Stored records:
════════════════════

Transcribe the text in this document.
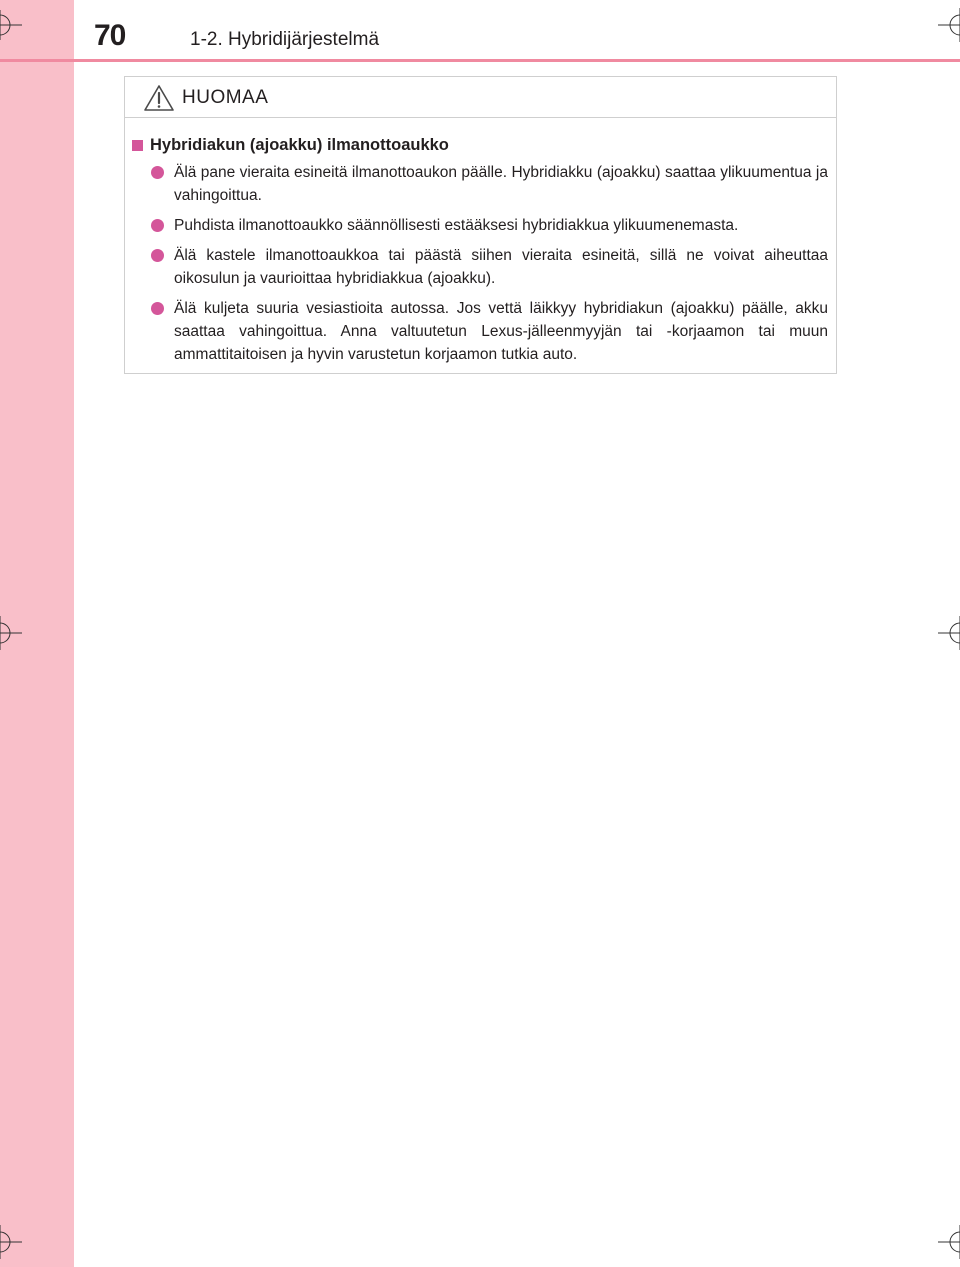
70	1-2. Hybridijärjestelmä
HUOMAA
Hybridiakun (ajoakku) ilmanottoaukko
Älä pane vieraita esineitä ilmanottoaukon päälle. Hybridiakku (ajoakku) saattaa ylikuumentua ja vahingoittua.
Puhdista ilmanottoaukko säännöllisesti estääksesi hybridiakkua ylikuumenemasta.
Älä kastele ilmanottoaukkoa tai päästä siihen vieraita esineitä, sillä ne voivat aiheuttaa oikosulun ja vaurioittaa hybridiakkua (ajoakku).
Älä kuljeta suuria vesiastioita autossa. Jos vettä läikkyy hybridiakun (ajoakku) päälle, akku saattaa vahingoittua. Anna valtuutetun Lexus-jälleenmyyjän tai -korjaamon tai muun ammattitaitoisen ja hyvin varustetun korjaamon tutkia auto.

════════════════════

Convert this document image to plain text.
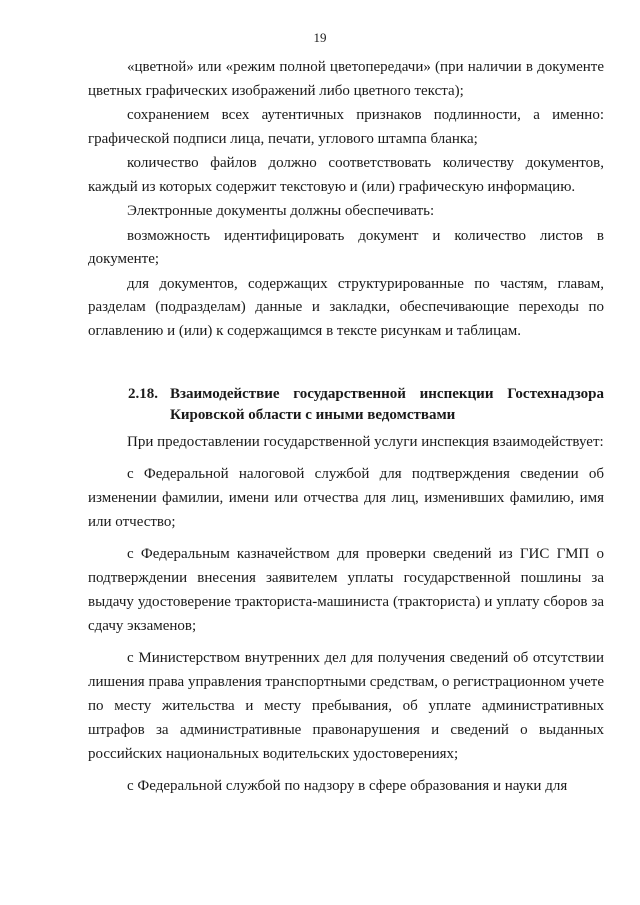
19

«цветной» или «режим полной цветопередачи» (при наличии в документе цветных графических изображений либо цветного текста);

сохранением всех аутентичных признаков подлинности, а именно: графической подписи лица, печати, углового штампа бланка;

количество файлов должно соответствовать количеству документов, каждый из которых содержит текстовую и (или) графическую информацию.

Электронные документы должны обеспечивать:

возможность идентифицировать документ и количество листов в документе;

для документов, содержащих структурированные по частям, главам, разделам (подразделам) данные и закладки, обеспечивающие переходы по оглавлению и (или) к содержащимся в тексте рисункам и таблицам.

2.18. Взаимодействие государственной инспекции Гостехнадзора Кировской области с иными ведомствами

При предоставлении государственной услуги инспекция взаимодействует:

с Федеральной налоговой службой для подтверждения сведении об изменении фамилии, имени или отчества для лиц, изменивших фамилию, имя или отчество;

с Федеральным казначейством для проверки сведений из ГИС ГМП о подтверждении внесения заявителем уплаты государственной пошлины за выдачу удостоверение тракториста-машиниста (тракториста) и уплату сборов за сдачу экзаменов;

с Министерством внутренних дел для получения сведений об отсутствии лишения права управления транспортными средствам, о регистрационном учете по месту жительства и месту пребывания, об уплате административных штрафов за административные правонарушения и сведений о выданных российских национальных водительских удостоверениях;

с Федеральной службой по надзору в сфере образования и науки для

════════════════════

▸ **EXERCISE GOAL**
From the entries, report each line that includes the word "hybridiakkua".

▸ **FINAL RESULT**
Puhdista ilmanottoaukko säännöllisesti estääksesi hybridiakkua ylikuumenemasta.
Älä kastele ilmanottoaukkoa tai päästä siihen vieraita esineitä, sillä ne voivat aiheuttaa oikosulun ja vaurioittaa hybridiakkua (ajoakku).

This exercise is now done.